[Data entries for graphics]
********

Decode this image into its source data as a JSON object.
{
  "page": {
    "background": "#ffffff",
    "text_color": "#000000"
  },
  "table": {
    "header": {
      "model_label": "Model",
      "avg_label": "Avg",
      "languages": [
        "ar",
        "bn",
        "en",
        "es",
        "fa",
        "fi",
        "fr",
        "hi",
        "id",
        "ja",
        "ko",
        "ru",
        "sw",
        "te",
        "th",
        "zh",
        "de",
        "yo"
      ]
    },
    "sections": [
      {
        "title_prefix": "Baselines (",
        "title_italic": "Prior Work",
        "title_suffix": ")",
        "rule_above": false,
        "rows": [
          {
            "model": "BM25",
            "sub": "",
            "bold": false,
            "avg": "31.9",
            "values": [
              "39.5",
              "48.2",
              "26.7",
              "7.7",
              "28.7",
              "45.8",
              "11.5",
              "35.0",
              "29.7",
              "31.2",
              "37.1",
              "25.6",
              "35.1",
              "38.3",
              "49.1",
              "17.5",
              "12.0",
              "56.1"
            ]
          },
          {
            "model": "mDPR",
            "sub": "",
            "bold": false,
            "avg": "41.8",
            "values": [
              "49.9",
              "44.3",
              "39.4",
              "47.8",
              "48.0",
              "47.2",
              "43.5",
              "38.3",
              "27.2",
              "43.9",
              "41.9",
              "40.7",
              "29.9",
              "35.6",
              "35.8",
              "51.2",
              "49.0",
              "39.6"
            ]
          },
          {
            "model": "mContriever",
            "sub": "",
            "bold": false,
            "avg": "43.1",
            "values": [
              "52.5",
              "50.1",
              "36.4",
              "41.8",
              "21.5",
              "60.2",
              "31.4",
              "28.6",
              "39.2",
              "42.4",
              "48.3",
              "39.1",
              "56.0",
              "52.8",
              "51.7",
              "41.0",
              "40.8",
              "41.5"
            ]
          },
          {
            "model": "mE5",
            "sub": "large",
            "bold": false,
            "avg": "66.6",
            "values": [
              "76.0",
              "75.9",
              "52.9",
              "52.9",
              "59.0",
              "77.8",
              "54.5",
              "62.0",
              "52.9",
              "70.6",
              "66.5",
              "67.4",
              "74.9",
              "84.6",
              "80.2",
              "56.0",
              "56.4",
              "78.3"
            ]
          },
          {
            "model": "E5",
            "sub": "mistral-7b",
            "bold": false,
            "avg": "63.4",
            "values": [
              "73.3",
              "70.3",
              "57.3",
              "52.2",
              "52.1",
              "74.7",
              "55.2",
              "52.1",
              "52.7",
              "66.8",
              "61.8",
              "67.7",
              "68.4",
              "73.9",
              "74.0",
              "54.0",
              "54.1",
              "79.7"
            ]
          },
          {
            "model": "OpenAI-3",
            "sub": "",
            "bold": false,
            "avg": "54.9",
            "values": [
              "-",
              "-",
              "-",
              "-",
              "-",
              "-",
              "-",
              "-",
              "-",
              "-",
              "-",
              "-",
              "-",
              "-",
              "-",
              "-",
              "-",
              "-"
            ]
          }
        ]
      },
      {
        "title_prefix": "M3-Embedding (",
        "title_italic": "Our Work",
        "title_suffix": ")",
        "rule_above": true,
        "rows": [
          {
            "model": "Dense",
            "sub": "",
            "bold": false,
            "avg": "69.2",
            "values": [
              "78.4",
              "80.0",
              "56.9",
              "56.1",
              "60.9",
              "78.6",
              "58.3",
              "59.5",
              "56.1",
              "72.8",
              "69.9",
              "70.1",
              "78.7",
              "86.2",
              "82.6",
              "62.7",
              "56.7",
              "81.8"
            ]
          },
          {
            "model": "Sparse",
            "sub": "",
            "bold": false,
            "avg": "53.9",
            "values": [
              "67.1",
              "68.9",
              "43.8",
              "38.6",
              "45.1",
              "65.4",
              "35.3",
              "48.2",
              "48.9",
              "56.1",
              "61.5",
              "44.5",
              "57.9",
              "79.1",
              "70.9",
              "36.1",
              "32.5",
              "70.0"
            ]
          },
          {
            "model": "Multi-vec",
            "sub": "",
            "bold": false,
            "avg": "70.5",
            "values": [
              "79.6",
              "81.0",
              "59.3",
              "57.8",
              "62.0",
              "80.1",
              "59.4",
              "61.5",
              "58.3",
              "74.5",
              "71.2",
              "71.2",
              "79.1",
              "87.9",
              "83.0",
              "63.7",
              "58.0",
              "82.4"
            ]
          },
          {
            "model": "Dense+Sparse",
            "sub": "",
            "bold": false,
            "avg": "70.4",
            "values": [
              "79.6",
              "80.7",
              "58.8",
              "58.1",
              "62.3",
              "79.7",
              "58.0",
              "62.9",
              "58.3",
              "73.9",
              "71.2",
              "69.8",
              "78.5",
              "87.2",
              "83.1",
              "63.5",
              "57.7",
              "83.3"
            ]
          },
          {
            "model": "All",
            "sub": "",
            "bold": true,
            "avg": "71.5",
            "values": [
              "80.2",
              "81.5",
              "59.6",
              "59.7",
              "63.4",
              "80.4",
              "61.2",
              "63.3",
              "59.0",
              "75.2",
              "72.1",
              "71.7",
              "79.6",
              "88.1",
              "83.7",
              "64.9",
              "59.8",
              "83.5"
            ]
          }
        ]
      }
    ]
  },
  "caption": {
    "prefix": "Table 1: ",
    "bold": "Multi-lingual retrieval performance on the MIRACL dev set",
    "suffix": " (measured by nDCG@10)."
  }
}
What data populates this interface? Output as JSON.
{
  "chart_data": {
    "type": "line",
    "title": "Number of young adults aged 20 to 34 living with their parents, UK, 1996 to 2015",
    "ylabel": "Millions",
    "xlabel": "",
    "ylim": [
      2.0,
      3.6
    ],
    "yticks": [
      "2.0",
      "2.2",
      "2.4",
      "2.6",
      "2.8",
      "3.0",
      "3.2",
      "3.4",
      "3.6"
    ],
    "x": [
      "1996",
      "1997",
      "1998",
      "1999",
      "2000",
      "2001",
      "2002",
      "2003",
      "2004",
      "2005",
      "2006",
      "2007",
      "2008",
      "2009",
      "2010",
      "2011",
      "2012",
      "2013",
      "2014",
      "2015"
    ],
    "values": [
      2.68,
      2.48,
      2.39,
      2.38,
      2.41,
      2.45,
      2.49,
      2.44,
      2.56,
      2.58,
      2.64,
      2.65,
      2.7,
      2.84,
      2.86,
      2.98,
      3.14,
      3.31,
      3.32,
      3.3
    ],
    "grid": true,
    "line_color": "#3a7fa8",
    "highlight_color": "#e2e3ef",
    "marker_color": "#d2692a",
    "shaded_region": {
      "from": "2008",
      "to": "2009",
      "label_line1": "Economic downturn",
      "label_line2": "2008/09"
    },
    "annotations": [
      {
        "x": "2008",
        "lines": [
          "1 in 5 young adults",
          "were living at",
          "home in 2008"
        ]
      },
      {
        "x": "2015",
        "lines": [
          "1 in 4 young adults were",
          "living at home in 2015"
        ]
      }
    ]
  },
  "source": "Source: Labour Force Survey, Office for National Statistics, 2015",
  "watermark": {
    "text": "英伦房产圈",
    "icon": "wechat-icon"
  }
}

********

● Stated problem: Repeat every line of the data, exactly and in full.

● Solution:
Decode this image into its source data as a JSON object.
{
  "page": {
    "background": "#ffffff",
    "text_color": "#000000"
  },
  "table": {
    "header": {
      "model_label": "Model",
      "avg_label": "Avg",
      "languages": [
        "ar",
        "bn",
        "en",
        "es",
        "fa",
        "fi",
        "fr",
        "hi",
        "id",
        "ja",
        "ko",
        "ru",
        "sw",
        "te",
        "th",
        "zh",
        "de",
        "yo"
      ]
    },
    "sections": [
      {
        "title_prefix": "Baselines (",
        "title_italic": "Prior Work",
        "title_suffix": ")",
        "rule_above": false,
        "rows": [
          {
            "model": "BM25",
            "sub": "",
            "bold": false,
            "avg": "31.9",
            "values": [
              "39.5",
              "48.2",
              "26.7",
              "7.7",
              "28.7",
              "45.8",
              "11.5",
              "35.0",
              "29.7",
              "31.2",
              "37.1",
              "25.6",
              "35.1",
              "38.3",
              "49.1",
              "17.5",
              "12.0",
              "56.1"
            ]
          },
          {
            "model": "mDPR",
            "sub": "",
            "bold": false,
            "avg": "41.8",
            "values": [
              "49.9",
              "44.3",
              "39.4",
              "47.8",
              "48.0",
              "47.2",
              "43.5",
              "38.3",
              "27.2",
              "43.9",
              "41.9",
              "40.7",
              "29.9",
              "35.6",
              "35.8",
              "51.2",
              "49.0",
              "39.6"
            ]
          },
          {
            "model": "mContriever",
            "sub": "",
            "bold": false,
            "avg": "43.1",
            "values": [
              "52.5",
              "50.1",
              "36.4",
              "41.8",
              "21.5",
              "60.2",
              "31.4",
              "28.6",
              "39.2",
              "42.4",
              "48.3",
              "39.1",
              "56.0",
              "52.8",
              "51.7",
              "41.0",
              "40.8",
              "41.5"
            ]
          },
          {
            "model": "mE5",
            "sub": "large",
            "bold": false,
            "avg": "66.6",
            "values": [
              "76.0",
              "75.9",
              "52.9",
              "52.9",
              "59.0",
              "77.8",
              "54.5",
              "62.0",
              "52.9",
              "70.6",
              "66.5",
              "67.4",
              "74.9",
              "84.6",
              "80.2",
              "56.0",
              "56.4",
              "78.3"
            ]
          },
          {
            "model": "E5",
            "sub": "mistral-7b",
            "bold": false,
            "avg": "63.4",
            "values": [
              "73.3",
              "70.3",
              "57.3",
              "52.2",
              "52.1",
              "74.7",
              "55.2",
              "52.1",
              "52.7",
              "66.8",
              "61.8",
              "67.7",
              "68.4",
              "73.9",
              "74.0",
              "54.0",
              "54.1",
              "79.7"
            ]
          },
          {
            "model": "OpenAI-3",
            "sub": "",
            "bold": false,
            "avg": "54.9",
            "values": [
              "-",
              "-",
              "-",
              "-",
              "-",
              "-",
              "-",
              "-",
              "-",
              "-",
              "-",
              "-",
              "-",
              "-",
              "-",
              "-",
              "-",
              "-"
            ]
          }
        ]
      },
      {
        "title_prefix": "M3-Embedding (",
        "title_italic": "Our Work",
        "title_suffix": ")",
        "rule_above": true,
        "rows": [
          {
            "model": "Dense",
            "sub": "",
            "bold": false,
            "avg": "69.2",
            "values": [
              "78.4",
              "80.0",
              "56.9",
              "56.1",
              "60.9",
              "78.6",
              "58.3",
              "59.5",
              "56.1",
              "72.8",
              "69.9",
              "70.1",
              "78.7",
              "86.2",
              "82.6",
              "62.7",
              "56.7",
              "81.8"
            ]
          },
          {
            "model": "Sparse",
            "sub": "",
            "bold": false,
            "avg": "53.9",
            "values": [
              "67.1",
              "68.9",
              "43.8",
              "38.6",
              "45.1",
              "65.4",
              "35.3",
              "48.2",
              "48.9",
              "56.1",
              "61.5",
              "44.5",
              "57.9",
              "79.1",
              "70.9",
              "36.1",
              "32.5",
              "70.0"
            ]
          },
          {
            "model": "Multi-vec",
            "sub": "",
            "bold": false,
            "avg": "70.5",
            "values": [
              "79.6",
              "81.0",
              "59.3",
              "57.8",
              "62.0",
              "80.1",
              "59.4",
              "61.5",
              "58.3",
              "74.5",
              "71.2",
              "71.2",
              "79.1",
              "87.9",
              "83.0",
              "63.7",
              "58.0",
              "82.4"
            ]
          },
          {
            "model": "Dense+Sparse",
            "sub": "",
            "bold": false,
            "avg": "70.4",
            "values": [
              "79.6",
              "80.7",
              "58.8",
              "58.1",
              "62.3",
              "79.7",
              "58.0",
              "62.9",
              "58.3",
              "73.9",
              "71.2",
              "69.8",
              "78.5",
              "87.2",
              "83.1",
              "63.5",
              "57.7",
              "83.3"
            ]
          },
          {
            "model": "All",
            "sub": "",
            "bold": true,
            "avg": "71.5",
            "values": [
              "80.2",
              "81.5",
              "59.6",
              "59.7",
              "63.4",
              "80.4",
              "61.2",
              "63.3",
              "59.0",
              "75.2",
              "72.1",
              "71.7",
              "79.6",
              "88.1",
              "83.7",
              "64.9",
              "59.8",
              "83.5"
            ]
          }
        ]
      }
    ]
  },
  "caption": {
    "prefix": "Table 1: ",
    "bold": "Multi-lingual retrieval performance on the MIRACL dev set",
    "suffix": " (measured by nDCG@10)."
  }
}
What data populates this interface? Output as JSON.
{
  "chart_data": {
    "type": "line",
    "title": "Number of young adults aged 20 to 34 living with their parents, UK, 1996 to 2015",
    "ylabel": "Millions",
    "xlabel": "",
    "ylim": [
      2.0,
      3.6
    ],
    "yticks": [
      "2.0",
      "2.2",
      "2.4",
      "2.6",
      "2.8",
      "3.0",
      "3.2",
      "3.4",
      "3.6"
    ],
    "x": [
      "1996",
      "1997",
      "1998",
      "1999",
      "2000",
      "2001",
      "2002",
      "2003",
      "2004",
      "2005",
      "2006",
      "2007",
      "2008",
      "2009",
      "2010",
      "2011",
      "2012",
      "2013",
      "2014",
      "2015"
    ],
    "values": [
      2.68,
      2.48,
      2.39,
      2.38,
      2.41,
      2.45,
      2.49,
      2.44,
      2.56,
      2.58,
      2.64,
      2.65,
      2.7,
      2.84,
      2.86,
      2.98,
      3.14,
      3.31,
      3.32,
      3.3
    ],
    "grid": true,
    "line_color": "#3a7fa8",
    "highlight_color": "#e2e3ef",
    "marker_color": "#d2692a",
    "shaded_region": {
      "from": "2008",
      "to": "2009",
      "label_line1": "Economic downturn",
      "label_line2": "2008/09"
    },
    "annotations": [
      {
        "x": "2008",
        "lines": [
          "1 in 5 young adults",
          "were living at",
          "home in 2008"
        ]
      },
      {
        "x": "2015",
        "lines": [
          "1 in 4 young adults were",
          "living at home in 2015"
        ]
      }
    ]
  },
  "source": "Source: Labour Force Survey, Office for National Statistics, 2015",
  "watermark": {
    "text": "英伦房产圈",
    "icon": "wechat-icon"
  }
}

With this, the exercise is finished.